▸ **Exercise set**
a: In the passage on lipoic acid attachment assays, what makes the second assay usable with any acyl donor?
b: Continue the passage on lipoic acid attachment assays from its last sentence.

▸ **Passage shown**
──────────

Two assays were used to detect attachment of lipoic acid (lipoylation) to the apo forms of PDC and KGDC. In the first assay lipoic acid attachment was measured by conversion of the inactive apo forms of PDC or KGDC (Fig. 1) to the active holo forms whereas the second assay followed the acylation-dependent shift in the electrophoretic mobility of a purified 80-amino acid residue apolipoyl domain from the E. coli PDC (Fig. 2A). The second assay is much less sensitive but has the advantage that it can be used with any acyl donor because the mobility shift is due to loss of the positive charge of the lysine residue. Both assays detected an enzyme activity in E. coli cell extracts that catalyzed the transfer of lipoic acid from lipoyl-ACP to lipoyl domains. Moreover, this activity was present in extracts of E. coli lplA null mutants which lack detectable ATP-dependent ligase activity (7, 8) (Figs. 1 and 2B), and unlike the ATP-dependent ligase (8) the activity was not inhibited by chelating agents. As anticipated from prior in vivo studies (6) the enzyme was also active with octanoyl-ACP (Fig. 2C). [3H]Octanoyl-ACP was used to demonstrate direct transfer of the acyl chain from ACP to the lipoyl domain (Fig. 3), and the stoichiometry of the reaction was appropriate (1 mol of octanoyl-ACP was consumed per 1.4 mol of lipoyl domain modified, the discrepancy is attributed to hydrolysis of a portion of the octanoyl-ACP thioester linkages during electrophoresis). Conversion of the apo form of E. coli PDC to the enzymatically active holo forms requires attachment of lipoate to a specific lysine residue of the lipoyl domains (1, 29). Therefore, activation of apoPDC (Fig. 1) demonstrated accurate modification of the lipoyl domains (activation of KGDC was also readily detected).

──────────

▸ **Structured page parsing records**

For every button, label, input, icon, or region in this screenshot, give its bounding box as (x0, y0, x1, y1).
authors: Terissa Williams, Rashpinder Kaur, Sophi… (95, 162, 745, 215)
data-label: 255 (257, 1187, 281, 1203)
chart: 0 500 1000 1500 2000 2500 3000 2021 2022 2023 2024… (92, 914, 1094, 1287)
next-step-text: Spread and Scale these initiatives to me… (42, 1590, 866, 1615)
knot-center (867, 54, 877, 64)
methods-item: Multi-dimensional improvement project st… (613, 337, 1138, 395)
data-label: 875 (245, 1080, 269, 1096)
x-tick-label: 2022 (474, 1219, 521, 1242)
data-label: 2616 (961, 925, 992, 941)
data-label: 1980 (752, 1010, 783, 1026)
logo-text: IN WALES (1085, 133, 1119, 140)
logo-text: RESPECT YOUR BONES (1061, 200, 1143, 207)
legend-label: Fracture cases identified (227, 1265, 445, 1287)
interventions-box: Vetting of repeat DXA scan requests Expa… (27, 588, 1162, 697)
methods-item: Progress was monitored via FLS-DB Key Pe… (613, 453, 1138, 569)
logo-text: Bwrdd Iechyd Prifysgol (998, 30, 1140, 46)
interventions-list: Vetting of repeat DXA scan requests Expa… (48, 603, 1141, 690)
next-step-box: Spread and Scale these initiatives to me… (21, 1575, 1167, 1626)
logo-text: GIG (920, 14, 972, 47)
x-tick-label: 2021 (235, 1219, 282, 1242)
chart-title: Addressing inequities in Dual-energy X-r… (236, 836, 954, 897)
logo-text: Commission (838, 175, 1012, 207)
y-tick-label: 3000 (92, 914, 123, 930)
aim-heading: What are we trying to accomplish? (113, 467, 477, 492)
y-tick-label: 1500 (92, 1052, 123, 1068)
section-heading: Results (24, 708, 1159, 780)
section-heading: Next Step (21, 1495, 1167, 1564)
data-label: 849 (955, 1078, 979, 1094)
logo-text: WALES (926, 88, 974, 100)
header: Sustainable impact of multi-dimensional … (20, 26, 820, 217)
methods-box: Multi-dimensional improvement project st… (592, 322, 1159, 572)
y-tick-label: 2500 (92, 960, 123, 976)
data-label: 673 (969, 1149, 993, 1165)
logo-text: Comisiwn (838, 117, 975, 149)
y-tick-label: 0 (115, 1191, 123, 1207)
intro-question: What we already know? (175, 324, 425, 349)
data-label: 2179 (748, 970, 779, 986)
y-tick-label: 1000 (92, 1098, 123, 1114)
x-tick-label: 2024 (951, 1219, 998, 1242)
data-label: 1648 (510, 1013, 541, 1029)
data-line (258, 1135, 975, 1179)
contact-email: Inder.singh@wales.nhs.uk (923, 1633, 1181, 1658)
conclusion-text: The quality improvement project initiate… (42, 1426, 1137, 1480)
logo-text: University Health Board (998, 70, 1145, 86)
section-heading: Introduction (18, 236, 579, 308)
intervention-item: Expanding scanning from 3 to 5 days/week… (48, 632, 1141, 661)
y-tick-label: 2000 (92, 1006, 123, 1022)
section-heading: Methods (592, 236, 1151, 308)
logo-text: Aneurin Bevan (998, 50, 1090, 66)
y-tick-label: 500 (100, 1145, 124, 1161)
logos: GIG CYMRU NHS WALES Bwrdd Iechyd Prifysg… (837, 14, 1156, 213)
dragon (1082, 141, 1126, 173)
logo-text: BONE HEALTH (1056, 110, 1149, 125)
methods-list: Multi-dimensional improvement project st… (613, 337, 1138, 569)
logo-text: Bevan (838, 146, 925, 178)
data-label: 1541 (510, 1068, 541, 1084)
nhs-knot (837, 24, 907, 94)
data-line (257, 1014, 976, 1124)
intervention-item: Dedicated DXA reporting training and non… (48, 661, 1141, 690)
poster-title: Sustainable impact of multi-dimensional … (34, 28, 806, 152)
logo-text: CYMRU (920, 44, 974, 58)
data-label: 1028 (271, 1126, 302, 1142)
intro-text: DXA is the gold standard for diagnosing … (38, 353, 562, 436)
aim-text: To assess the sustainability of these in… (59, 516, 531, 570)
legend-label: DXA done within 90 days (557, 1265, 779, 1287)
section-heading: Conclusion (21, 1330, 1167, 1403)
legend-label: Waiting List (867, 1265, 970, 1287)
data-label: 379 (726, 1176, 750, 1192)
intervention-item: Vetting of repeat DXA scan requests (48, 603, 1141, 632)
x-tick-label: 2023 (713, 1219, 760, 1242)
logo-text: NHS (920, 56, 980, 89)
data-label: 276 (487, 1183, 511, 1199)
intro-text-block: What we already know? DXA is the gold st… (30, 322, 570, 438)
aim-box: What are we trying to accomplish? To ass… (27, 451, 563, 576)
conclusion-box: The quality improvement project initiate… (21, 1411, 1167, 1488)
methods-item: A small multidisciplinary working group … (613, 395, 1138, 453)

──────────

▸ **Exercise responses**
a: The mobility shift is due to loss of the positive charge of the lysine residue.

b:
Fig. 1. Lipoyl-ACP dependent activation of E. coli apoPDC in E. coli cell-free extracts. Extracts of different E. coli mutant strains were tested for the ability to activate apoPDC using lipoyl-ACP as substrate (see "Experimental Procedures"). black-square, strain TM122 (wild-type); open circle , strain SWJ43 (lplA); square , strain SWJ46 (lipB); and bullet , strain SWJ58 (lipB lplA).
[View Larger Version of this Image (20K GIF file)]


Fig. 2. Transfer of lipoic acid from ACP to an apo-lipoyl domain. A, characteristics of the transfer reaction. Extracts of E. coli strain TM134 (lplA) were tested using octanoyl-ACP as the acyl donor (essentially identical results were obtained using lipoyl-ACP). The modification reaction results in increased electrophoretic mobility of the purified domain, whereas omission of cell-free extract or acyl-ACP blocks the mobility shift. EDTA (a potent inhibitor of the LplA ligase (8)) failed to inhibit the reaction. B, extracts of E. coli strains having different genotypes were assayed with octanoyl-ACP as the acyl donor. Strains used were JK1 (wild-type), TM134 (lplA), KER184 (lipB), and TM136 (lplA lipB). C, the activities of ACP species acylated with fatty acids of the designated chain lengths (or lipoate) were tested as transferase substrates using an extract of an lplA null mutant strain (TM134). u, unmodified (apo) domain; m, modified domain. The upper band visible in most lanes is the unmodified lipoyl domain as originally purified. Upon storage a part of the purified domain was converted to a faster migrating form presumably by deamidation of one of the three glutamine residues. The two forms of the domain had identical activities as substrates for both the lipoate transferase and LplA ligase (data not shown).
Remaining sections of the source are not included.